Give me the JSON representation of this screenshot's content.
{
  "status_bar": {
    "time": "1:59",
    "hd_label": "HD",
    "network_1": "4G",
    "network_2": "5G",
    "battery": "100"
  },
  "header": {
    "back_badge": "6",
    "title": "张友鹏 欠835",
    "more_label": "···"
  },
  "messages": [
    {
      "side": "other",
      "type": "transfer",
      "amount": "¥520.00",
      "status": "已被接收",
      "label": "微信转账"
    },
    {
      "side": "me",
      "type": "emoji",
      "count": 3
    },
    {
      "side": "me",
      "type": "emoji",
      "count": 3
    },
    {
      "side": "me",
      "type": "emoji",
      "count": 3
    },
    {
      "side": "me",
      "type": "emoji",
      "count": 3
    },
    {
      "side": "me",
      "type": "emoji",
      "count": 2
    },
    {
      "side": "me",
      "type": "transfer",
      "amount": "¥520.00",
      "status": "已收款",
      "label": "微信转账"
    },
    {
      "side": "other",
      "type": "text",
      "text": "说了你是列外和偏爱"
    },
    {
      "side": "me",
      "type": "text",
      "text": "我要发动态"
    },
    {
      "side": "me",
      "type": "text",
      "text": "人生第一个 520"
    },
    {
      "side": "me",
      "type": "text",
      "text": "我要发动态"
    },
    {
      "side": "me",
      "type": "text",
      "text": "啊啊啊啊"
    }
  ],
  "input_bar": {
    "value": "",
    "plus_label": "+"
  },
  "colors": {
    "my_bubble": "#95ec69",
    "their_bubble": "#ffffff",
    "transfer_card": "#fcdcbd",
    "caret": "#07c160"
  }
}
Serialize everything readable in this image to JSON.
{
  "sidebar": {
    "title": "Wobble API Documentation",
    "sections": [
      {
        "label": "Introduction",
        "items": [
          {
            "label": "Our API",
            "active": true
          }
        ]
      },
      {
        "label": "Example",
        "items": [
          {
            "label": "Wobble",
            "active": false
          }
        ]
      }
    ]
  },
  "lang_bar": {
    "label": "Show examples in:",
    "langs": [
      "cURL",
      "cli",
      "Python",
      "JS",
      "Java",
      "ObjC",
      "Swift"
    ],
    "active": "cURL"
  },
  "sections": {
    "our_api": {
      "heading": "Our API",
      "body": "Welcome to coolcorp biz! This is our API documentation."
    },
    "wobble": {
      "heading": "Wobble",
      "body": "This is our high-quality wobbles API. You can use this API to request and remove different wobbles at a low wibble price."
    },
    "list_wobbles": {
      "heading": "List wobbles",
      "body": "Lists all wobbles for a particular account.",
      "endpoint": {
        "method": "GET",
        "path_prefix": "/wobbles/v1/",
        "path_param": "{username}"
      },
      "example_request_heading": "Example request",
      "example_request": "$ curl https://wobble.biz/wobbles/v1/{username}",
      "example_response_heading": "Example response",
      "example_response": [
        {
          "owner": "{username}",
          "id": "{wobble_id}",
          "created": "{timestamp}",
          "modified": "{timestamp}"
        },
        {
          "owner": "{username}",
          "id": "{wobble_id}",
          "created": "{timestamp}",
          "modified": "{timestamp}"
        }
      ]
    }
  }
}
------------------------------------
Take the entries above and transcribe them exactly.

Give me the JSON representation of this screenshot's content.
{
  "status_bar": {
    "time": "1:59",
    "hd_label": "HD",
    "network_1": "4G",
    "network_2": "5G",
    "battery": "100"
  },
  "header": {
    "back_badge": "6",
    "title": "张友鹏 欠835",
    "more_label": "···"
  },
  "messages": [
    {
      "side": "other",
      "type": "transfer",
      "amount": "¥520.00",
      "status": "已被接收",
      "label": "微信转账"
    },
    {
      "side": "me",
      "type": "emoji",
      "count": 3
    },
    {
      "side": "me",
      "type": "emoji",
      "count": 3
    },
    {
      "side": "me",
      "type": "emoji",
      "count": 3
    },
    {
      "side": "me",
      "type": "emoji",
      "count": 3
    },
    {
      "side": "me",
      "type": "emoji",
      "count": 2
    },
    {
      "side": "me",
      "type": "transfer",
      "amount": "¥520.00",
      "status": "已收款",
      "label": "微信转账"
    },
    {
      "side": "other",
      "type": "text",
      "text": "说了你是列外和偏爱"
    },
    {
      "side": "me",
      "type": "text",
      "text": "我要发动态"
    },
    {
      "side": "me",
      "type": "text",
      "text": "人生第一个 520"
    },
    {
      "side": "me",
      "type": "text",
      "text": "我要发动态"
    },
    {
      "side": "me",
      "type": "text",
      "text": "啊啊啊啊"
    }
  ],
  "input_bar": {
    "value": "",
    "plus_label": "+"
  },
  "colors": {
    "my_bubble": "#95ec69",
    "their_bubble": "#ffffff",
    "transfer_card": "#fcdcbd",
    "caret": "#07c160"
  }
}
Serialize everything readable in this image to JSON.
{
  "sidebar": {
    "title": "Wobble API Documentation",
    "sections": [
      {
        "label": "Introduction",
        "items": [
          {
            "label": "Our API",
            "active": true
          }
        ]
      },
      {
        "label": "Example",
        "items": [
          {
            "label": "Wobble",
            "active": false
          }
        ]
      }
    ]
  },
  "lang_bar": {
    "label": "Show examples in:",
    "langs": [
      "cURL",
      "cli",
      "Python",
      "JS",
      "Java",
      "ObjC",
      "Swift"
    ],
    "active": "cURL"
  },
  "sections": {
    "our_api": {
      "heading": "Our API",
      "body": "Welcome to coolcorp biz! This is our API documentation."
    },
    "wobble": {
      "heading": "Wobble",
      "body": "This is our high-quality wobbles API. You can use this API to request and remove different wobbles at a low wibble price."
    },
    "list_wobbles": {
      "heading": "List wobbles",
      "body": "Lists all wobbles for a particular account.",
      "endpoint": {
        "method": "GET",
        "path_prefix": "/wobbles/v1/",
        "path_param": "{username}"
      },
      "example_request_heading": "Example request",
      "example_request": "$ curl https://wobble.biz/wobbles/v1/{username}",
      "example_response_heading": "Example response",
      "example_response": [
        {
          "owner": "{username}",
          "id": "{wobble_id}",
          "created": "{timestamp}",
          "modified": "{timestamp}"
        },
        {
          "owner": "{username}",
          "id": "{wobble_id}",
          "created": "{timestamp}",
          "modified": "{timestamp}"
        }
      ]
    }
  }
}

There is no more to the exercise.